▶ [TO BE DONE]
Your reply should be a single number: how many lines contain the string "eBay".

▶ [GIVEN ENTRIES]
++++++

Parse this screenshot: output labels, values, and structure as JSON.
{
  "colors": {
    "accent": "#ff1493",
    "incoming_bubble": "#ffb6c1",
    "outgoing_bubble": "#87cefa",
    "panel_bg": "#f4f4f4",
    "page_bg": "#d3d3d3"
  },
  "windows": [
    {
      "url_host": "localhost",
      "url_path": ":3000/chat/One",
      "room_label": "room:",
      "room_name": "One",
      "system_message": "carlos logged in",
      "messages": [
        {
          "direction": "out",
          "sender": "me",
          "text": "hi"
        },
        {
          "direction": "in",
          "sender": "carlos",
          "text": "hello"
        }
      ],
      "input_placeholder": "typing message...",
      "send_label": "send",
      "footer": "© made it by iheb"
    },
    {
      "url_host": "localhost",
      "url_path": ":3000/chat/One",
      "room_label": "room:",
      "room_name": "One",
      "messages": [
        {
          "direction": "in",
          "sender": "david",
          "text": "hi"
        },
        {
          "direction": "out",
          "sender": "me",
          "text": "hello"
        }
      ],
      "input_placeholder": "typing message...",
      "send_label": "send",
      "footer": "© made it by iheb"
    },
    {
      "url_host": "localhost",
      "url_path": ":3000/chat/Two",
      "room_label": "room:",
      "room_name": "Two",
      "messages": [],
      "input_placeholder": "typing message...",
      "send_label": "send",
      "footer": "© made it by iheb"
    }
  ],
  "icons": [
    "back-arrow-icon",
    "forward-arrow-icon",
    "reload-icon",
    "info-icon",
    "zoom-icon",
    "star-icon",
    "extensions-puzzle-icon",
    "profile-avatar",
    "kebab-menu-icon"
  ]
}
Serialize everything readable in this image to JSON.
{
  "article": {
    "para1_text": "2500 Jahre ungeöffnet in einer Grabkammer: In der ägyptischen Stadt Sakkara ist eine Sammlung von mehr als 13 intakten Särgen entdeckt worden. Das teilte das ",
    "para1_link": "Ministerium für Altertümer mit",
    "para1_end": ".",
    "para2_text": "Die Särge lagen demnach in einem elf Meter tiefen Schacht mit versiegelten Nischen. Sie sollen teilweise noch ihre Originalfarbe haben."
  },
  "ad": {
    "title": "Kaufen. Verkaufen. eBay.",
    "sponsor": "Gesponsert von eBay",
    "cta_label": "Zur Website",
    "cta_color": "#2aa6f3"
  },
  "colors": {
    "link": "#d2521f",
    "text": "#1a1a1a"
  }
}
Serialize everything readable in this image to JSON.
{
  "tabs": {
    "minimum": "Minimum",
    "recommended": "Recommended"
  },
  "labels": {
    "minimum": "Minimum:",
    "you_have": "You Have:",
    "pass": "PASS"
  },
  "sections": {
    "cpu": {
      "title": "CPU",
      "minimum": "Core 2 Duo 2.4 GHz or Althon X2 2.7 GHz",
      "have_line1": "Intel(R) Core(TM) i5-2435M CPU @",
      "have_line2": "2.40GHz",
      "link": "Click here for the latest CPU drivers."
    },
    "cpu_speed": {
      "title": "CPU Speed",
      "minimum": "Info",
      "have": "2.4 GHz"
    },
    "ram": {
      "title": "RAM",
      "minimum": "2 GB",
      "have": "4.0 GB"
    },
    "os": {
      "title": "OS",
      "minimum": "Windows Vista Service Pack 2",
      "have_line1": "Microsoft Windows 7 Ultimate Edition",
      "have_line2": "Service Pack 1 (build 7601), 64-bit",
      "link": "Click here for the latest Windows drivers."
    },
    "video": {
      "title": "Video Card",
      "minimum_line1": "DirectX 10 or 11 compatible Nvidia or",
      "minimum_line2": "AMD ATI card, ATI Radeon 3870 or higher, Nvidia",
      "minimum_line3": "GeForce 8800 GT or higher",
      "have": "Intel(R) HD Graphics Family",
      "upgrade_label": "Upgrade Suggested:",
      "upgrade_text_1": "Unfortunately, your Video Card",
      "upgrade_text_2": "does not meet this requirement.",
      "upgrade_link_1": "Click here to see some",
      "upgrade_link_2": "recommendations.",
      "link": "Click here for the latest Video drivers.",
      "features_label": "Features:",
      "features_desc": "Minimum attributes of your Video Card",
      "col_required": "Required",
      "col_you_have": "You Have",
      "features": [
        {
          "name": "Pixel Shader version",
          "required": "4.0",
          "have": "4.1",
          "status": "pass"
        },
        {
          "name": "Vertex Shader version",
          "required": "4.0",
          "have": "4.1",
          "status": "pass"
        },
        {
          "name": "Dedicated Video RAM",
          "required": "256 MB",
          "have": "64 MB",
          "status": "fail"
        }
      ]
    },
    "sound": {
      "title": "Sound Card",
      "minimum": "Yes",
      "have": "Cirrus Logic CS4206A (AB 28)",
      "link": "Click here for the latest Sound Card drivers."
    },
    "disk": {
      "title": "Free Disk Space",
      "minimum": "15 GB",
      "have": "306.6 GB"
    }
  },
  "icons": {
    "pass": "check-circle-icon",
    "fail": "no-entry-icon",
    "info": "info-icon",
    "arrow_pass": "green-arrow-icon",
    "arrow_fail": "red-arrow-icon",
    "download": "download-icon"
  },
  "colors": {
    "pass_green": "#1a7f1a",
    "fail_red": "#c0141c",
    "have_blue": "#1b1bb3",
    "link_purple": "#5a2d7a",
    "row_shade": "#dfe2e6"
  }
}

++++++

▶ [SOLUTION TO THE PROBLEM]
2